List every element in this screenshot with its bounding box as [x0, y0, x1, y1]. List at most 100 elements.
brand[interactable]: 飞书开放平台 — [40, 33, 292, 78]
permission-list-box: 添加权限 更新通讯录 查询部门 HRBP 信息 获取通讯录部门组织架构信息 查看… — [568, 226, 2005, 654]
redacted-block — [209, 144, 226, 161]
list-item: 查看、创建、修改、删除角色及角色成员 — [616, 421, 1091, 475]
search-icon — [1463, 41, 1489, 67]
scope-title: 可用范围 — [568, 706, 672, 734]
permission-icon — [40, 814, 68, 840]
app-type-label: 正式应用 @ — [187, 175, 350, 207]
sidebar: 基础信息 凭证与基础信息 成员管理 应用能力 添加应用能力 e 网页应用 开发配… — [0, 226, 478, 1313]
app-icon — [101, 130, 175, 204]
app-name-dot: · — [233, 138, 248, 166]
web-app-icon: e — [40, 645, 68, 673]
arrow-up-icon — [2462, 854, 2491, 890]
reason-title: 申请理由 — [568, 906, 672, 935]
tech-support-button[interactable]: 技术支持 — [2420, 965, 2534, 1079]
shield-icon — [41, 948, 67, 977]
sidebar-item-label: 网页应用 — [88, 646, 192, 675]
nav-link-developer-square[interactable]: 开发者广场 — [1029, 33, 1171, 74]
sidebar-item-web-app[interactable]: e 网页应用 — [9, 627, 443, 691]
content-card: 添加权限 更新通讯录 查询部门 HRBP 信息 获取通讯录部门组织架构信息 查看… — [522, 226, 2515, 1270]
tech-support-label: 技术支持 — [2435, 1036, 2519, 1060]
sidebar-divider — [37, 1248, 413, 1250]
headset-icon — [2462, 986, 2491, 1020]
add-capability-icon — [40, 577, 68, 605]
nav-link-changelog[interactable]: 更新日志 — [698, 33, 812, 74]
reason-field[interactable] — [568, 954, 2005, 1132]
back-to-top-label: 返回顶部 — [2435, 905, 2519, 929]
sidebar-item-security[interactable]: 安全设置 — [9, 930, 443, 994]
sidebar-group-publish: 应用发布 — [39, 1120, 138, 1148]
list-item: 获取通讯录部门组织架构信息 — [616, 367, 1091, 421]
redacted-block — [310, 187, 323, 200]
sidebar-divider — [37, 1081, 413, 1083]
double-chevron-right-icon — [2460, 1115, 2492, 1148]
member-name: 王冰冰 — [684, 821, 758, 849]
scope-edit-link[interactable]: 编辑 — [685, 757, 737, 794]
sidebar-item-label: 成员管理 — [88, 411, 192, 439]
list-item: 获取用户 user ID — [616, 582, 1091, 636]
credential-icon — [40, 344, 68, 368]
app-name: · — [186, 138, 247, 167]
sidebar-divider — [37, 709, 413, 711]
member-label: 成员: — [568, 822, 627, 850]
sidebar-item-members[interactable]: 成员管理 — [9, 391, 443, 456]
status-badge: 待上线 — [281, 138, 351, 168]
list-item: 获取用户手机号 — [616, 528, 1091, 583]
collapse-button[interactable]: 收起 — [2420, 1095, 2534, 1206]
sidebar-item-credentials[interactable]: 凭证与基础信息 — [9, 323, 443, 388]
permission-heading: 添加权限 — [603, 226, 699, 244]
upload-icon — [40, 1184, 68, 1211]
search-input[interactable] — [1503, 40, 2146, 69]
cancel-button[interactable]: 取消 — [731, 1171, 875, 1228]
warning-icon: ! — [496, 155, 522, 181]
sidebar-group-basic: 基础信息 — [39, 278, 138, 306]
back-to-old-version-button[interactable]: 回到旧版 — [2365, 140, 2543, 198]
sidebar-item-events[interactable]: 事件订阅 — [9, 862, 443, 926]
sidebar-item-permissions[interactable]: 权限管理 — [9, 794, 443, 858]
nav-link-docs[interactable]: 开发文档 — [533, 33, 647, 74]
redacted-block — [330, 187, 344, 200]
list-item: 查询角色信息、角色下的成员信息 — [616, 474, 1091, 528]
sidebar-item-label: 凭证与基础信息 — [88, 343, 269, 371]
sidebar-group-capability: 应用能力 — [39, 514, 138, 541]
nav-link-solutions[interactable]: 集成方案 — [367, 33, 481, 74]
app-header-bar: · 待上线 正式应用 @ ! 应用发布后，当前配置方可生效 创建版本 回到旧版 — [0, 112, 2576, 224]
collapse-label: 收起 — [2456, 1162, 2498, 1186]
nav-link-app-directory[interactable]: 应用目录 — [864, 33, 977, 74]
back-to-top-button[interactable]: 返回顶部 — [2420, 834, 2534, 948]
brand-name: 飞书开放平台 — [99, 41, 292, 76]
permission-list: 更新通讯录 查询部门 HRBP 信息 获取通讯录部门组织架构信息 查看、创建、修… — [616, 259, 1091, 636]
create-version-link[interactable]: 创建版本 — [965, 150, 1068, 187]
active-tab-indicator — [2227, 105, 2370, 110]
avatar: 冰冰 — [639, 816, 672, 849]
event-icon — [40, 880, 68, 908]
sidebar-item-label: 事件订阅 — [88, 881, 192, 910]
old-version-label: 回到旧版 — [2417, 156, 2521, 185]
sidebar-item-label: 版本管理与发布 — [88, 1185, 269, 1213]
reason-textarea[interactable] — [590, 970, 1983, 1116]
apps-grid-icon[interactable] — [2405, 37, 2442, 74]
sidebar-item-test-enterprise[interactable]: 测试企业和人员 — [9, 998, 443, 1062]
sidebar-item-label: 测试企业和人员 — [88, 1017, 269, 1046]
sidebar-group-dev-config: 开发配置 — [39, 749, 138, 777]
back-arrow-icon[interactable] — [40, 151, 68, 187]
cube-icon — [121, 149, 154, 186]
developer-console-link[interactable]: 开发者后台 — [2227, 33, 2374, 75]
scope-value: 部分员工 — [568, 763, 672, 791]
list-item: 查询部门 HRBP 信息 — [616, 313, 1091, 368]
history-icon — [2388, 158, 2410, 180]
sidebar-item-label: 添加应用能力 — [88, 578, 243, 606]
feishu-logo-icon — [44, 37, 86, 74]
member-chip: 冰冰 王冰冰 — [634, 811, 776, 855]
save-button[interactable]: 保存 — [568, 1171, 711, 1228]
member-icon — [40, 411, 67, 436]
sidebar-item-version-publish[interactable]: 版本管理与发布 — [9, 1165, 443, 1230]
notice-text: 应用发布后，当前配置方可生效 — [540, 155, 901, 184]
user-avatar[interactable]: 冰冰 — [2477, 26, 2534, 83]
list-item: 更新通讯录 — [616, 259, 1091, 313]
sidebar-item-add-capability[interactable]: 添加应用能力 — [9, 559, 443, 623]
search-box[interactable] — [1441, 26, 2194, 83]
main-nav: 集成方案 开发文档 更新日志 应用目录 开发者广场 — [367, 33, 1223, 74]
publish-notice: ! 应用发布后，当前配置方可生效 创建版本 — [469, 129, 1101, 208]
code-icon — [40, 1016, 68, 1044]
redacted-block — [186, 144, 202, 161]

───

*Problem to solve*.
Rewrite all of the items above, swapping each occurrence of "sidebar-divider" for "sidebar-separator" and leaving everything else unchanged.

*Written reply*.
List every element in this screenshot with its bounding box as [x0, y0, x1, y1]. List at most 100 elements.
brand[interactable]: 飞书开放平台 — [40, 33, 292, 78]
permission-list-box: 添加权限 更新通讯录 查询部门 HRBP 信息 获取通讯录部门组织架构信息 查看… — [568, 226, 2005, 654]
redacted-block — [209, 144, 226, 161]
list-item: 查看、创建、修改、删除角色及角色成员 — [616, 421, 1091, 475]
search-icon — [1463, 41, 1489, 67]
scope-title: 可用范围 — [568, 706, 672, 734]
permission-icon — [40, 814, 68, 840]
app-type-label: 正式应用 @ — [187, 175, 350, 207]
sidebar: 基础信息 凭证与基础信息 成员管理 应用能力 添加应用能力 e 网页应用 开发配… — [0, 226, 478, 1313]
app-icon — [101, 130, 175, 204]
app-name-dot: · — [233, 138, 248, 166]
web-app-icon: e — [40, 645, 68, 673]
arrow-up-icon — [2462, 854, 2491, 890]
reason-title: 申请理由 — [568, 906, 672, 935]
tech-support-button[interactable]: 技术支持 — [2420, 965, 2534, 1079]
shield-icon — [41, 948, 67, 977]
sidebar-item-label: 网页应用 — [88, 646, 192, 675]
nav-link-developer-square[interactable]: 开发者广场 — [1029, 33, 1171, 74]
sidebar-item-web-app[interactable]: e 网页应用 — [9, 627, 443, 691]
content-card: 添加权限 更新通讯录 查询部门 HRBP 信息 获取通讯录部门组织架构信息 查看… — [522, 226, 2515, 1270]
tech-support-label: 技术支持 — [2435, 1036, 2519, 1060]
sidebar-separator — [37, 1248, 413, 1250]
headset-icon — [2462, 986, 2491, 1020]
add-capability-icon — [40, 577, 68, 605]
nav-link-changelog[interactable]: 更新日志 — [698, 33, 812, 74]
reason-field[interactable] — [568, 954, 2005, 1132]
back-to-top-label: 返回顶部 — [2435, 905, 2519, 929]
sidebar-item-security[interactable]: 安全设置 — [9, 930, 443, 994]
sidebar-group-publish: 应用发布 — [39, 1120, 138, 1148]
list-item: 获取通讯录部门组织架构信息 — [616, 367, 1091, 421]
redacted-block — [310, 187, 323, 200]
sidebar-separator — [37, 1081, 413, 1083]
double-chevron-right-icon — [2460, 1115, 2492, 1148]
member-name: 王冰冰 — [684, 821, 758, 849]
scope-edit-link[interactable]: 编辑 — [685, 757, 737, 794]
sidebar-item-label: 成员管理 — [88, 411, 192, 439]
list-item: 获取用户 user ID — [616, 582, 1091, 636]
credential-icon — [40, 344, 68, 368]
app-name: · — [186, 138, 247, 167]
sidebar-separator — [37, 709, 413, 711]
member-label: 成员: — [568, 822, 627, 850]
sidebar-item-members[interactable]: 成员管理 — [9, 391, 443, 456]
status-badge: 待上线 — [281, 138, 351, 168]
list-item: 获取用户手机号 — [616, 528, 1091, 583]
collapse-button[interactable]: 收起 — [2420, 1095, 2534, 1206]
sidebar-item-credentials[interactable]: 凭证与基础信息 — [9, 323, 443, 388]
permission-heading: 添加权限 — [603, 226, 699, 244]
upload-icon — [40, 1184, 68, 1211]
search-input[interactable] — [1503, 40, 2146, 69]
cancel-button[interactable]: 取消 — [731, 1171, 875, 1228]
warning-icon: ! — [496, 155, 522, 181]
sidebar-group-basic: 基础信息 — [39, 278, 138, 306]
back-to-old-version-button[interactable]: 回到旧版 — [2365, 140, 2543, 198]
sidebar-item-events[interactable]: 事件订阅 — [9, 862, 443, 926]
sidebar-item-permissions[interactable]: 权限管理 — [9, 794, 443, 858]
nav-link-docs[interactable]: 开发文档 — [533, 33, 647, 74]
redacted-block — [330, 187, 344, 200]
list-item: 查询角色信息、角色下的成员信息 — [616, 474, 1091, 528]
sidebar-item-label: 凭证与基础信息 — [88, 343, 269, 371]
sidebar-group-capability: 应用能力 — [39, 514, 138, 541]
nav-link-solutions[interactable]: 集成方案 — [367, 33, 481, 74]
app-header-bar: · 待上线 正式应用 @ ! 应用发布后，当前配置方可生效 创建版本 回到旧版 — [0, 112, 2576, 224]
collapse-label: 收起 — [2456, 1162, 2498, 1186]
nav-link-app-directory[interactable]: 应用目录 — [864, 33, 977, 74]
back-to-top-button[interactable]: 返回顶部 — [2420, 834, 2534, 948]
brand-name: 飞书开放平台 — [99, 41, 292, 76]
permission-list: 更新通讯录 查询部门 HRBP 信息 获取通讯录部门组织架构信息 查看、创建、修… — [616, 259, 1091, 636]
create-version-link[interactable]: 创建版本 — [965, 150, 1068, 187]
active-tab-indicator — [2227, 105, 2370, 110]
avatar: 冰冰 — [639, 816, 672, 849]
event-icon — [40, 880, 68, 908]
sidebar-item-label: 事件订阅 — [88, 881, 192, 910]
old-version-label: 回到旧版 — [2417, 156, 2521, 185]
sidebar-item-label: 版本管理与发布 — [88, 1185, 269, 1213]
reason-textarea[interactable] — [590, 970, 1983, 1116]
apps-grid-icon[interactable] — [2405, 37, 2442, 74]
sidebar-item-test-enterprise[interactable]: 测试企业和人员 — [9, 998, 443, 1062]
sidebar-item-label: 测试企业和人员 — [88, 1017, 269, 1046]
sidebar-group-dev-config: 开发配置 — [39, 749, 138, 777]
back-arrow-icon[interactable] — [40, 151, 68, 187]
cube-icon — [121, 149, 154, 186]
developer-console-link[interactable]: 开发者后台 — [2227, 33, 2374, 75]
scope-value: 部分员工 — [568, 763, 672, 791]
list-item: 查询部门 HRBP 信息 — [616, 313, 1091, 368]
history-icon — [2388, 158, 2410, 180]
sidebar-item-label: 添加应用能力 — [88, 578, 243, 606]
feishu-logo-icon — [44, 37, 86, 74]
member-chip: 冰冰 王冰冰 — [634, 811, 776, 855]
save-button[interactable]: 保存 — [568, 1171, 711, 1228]
member-icon — [40, 411, 67, 436]
sidebar-item-version-publish[interactable]: 版本管理与发布 — [9, 1165, 443, 1230]
notice-text: 应用发布后，当前配置方可生效 — [540, 155, 901, 184]
user-avatar[interactable]: 冰冰 — [2477, 26, 2534, 83]
list-item: 更新通讯录 — [616, 259, 1091, 313]
sidebar-item-add-capability[interactable]: 添加应用能力 — [9, 559, 443, 623]
search-box[interactable] — [1441, 26, 2194, 83]
main-nav: 集成方案 开发文档 更新日志 应用目录 开发者广场 — [367, 33, 1223, 74]
publish-notice: ! 应用发布后，当前配置方可生效 创建版本 — [469, 129, 1101, 208]
code-icon — [40, 1016, 68, 1044]
redacted-block — [186, 144, 202, 161]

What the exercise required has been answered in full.